Figure record listings
____

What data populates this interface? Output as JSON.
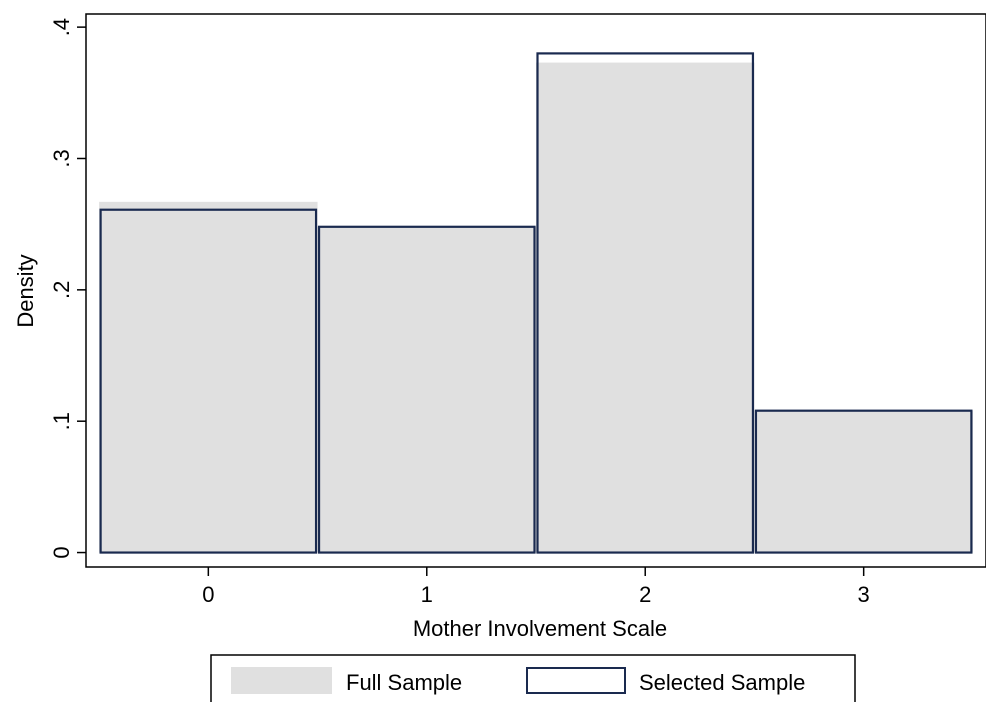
{
  "chart_data": {
    "type": "bar",
    "title": "",
    "xlabel": "Mother Involvement Scale",
    "ylabel": "Density",
    "categories": [
      0,
      1,
      2,
      3
    ],
    "x_ticks": [
      "0",
      "1",
      "2",
      "3"
    ],
    "y_ticks": [
      {
        "value": 0,
        "label": "0"
      },
      {
        "value": 0.1,
        "label": ".1"
      },
      {
        "value": 0.2,
        "label": ".2"
      },
      {
        "value": 0.3,
        "label": ".3"
      },
      {
        "value": 0.4,
        "label": ".4"
      }
    ],
    "xlim": [
      -0.56,
      3.56
    ],
    "ylim": [
      -0.011,
      0.41
    ],
    "grid": false,
    "legend_position": "bottom",
    "series": [
      {
        "name": "Full Sample",
        "style": "filled",
        "color": "#e0e0e0",
        "values": [
          0.267,
          0.248,
          0.373,
          0.108
        ]
      },
      {
        "name": "Selected Sample",
        "style": "outline",
        "color": "#1a2a4f",
        "values": [
          0.261,
          0.248,
          0.38,
          0.108
        ]
      }
    ]
  }
}
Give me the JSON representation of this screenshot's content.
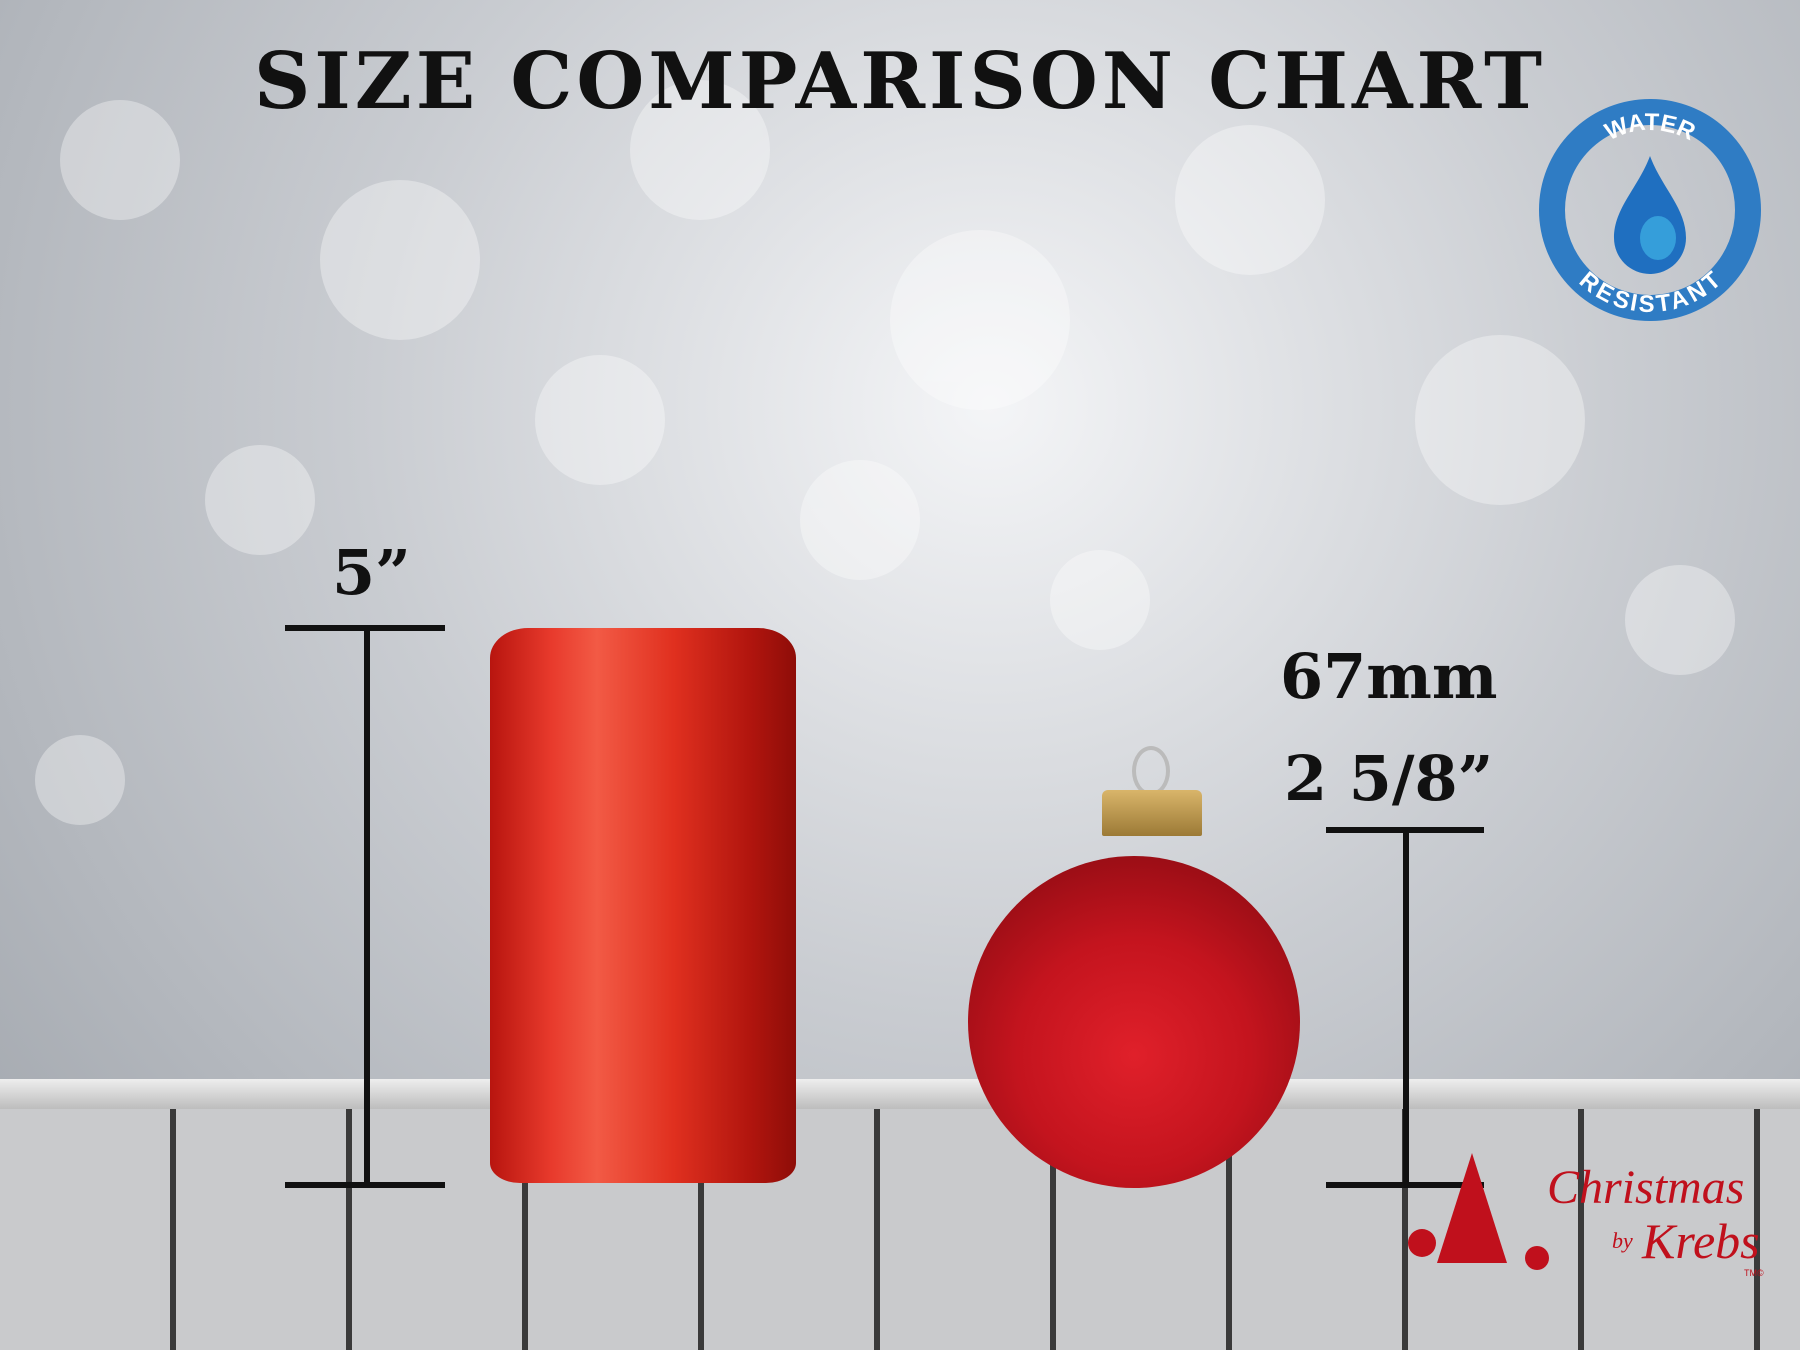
{
  "title": "SIZE COMPARISON CHART",
  "badge": {
    "top_text": "WATER",
    "bottom_text": "RESISTANT",
    "icon": "water-drop-icon",
    "color": "#2f7cc4"
  },
  "can": {
    "height_label": "5”",
    "color": "#e0301f"
  },
  "ornament": {
    "metric_label": "67mm",
    "imperial_label": "2 5/8”",
    "color": "#c4141e"
  },
  "logo": {
    "line1": "Christmas",
    "line2": "by",
    "line3": "Krebs",
    "mark": "TM©",
    "color": "#c0101c"
  }
}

____

= YOUR TASK =
Transcribe the full listing character for character. Pictures are excluded.

= TASK ANSWER =
What data populates this interface? Output as JSON.
{
  "chart_data": {
    "type": "bar",
    "title": "",
    "xlabel": "Mother Involvement Scale",
    "ylabel": "Density",
    "categories": [
      0,
      1,
      2,
      3
    ],
    "x_ticks": [
      "0",
      "1",
      "2",
      "3"
    ],
    "y_ticks": [
      {
        "value": 0,
        "label": "0"
      },
      {
        "value": 0.1,
        "label": ".1"
      },
      {
        "value": 0.2,
        "label": ".2"
      },
      {
        "value": 0.3,
        "label": ".3"
      },
      {
        "value": 0.4,
        "label": ".4"
      }
    ],
    "xlim": [
      -0.56,
      3.56
    ],
    "ylim": [
      -0.011,
      0.41
    ],
    "grid": false,
    "legend_position": "bottom",
    "series": [
      {
        "name": "Full Sample",
        "style": "filled",
        "color": "#e0e0e0",
        "values": [
          0.267,
          0.248,
          0.373,
          0.108
        ]
      },
      {
        "name": "Selected Sample",
        "style": "outline",
        "color": "#1a2a4f",
        "values": [
          0.261,
          0.248,
          0.38,
          0.108
        ]
      }
    ]
  }
}
Give me the JSON representation of this screenshot's content.
{
  "title": "SIZE COMPARISON CHART",
  "badge": {
    "top_text": "WATER",
    "bottom_text": "RESISTANT",
    "icon": "water-drop-icon",
    "color": "#2f7cc4"
  },
  "can": {
    "height_label": "5”",
    "color": "#e0301f"
  },
  "ornament": {
    "metric_label": "67mm",
    "imperial_label": "2 5/8”",
    "color": "#c4141e"
  },
  "logo": {
    "line1": "Christmas",
    "line2": "by",
    "line3": "Krebs",
    "mark": "TM©",
    "color": "#c0101c"
  }
}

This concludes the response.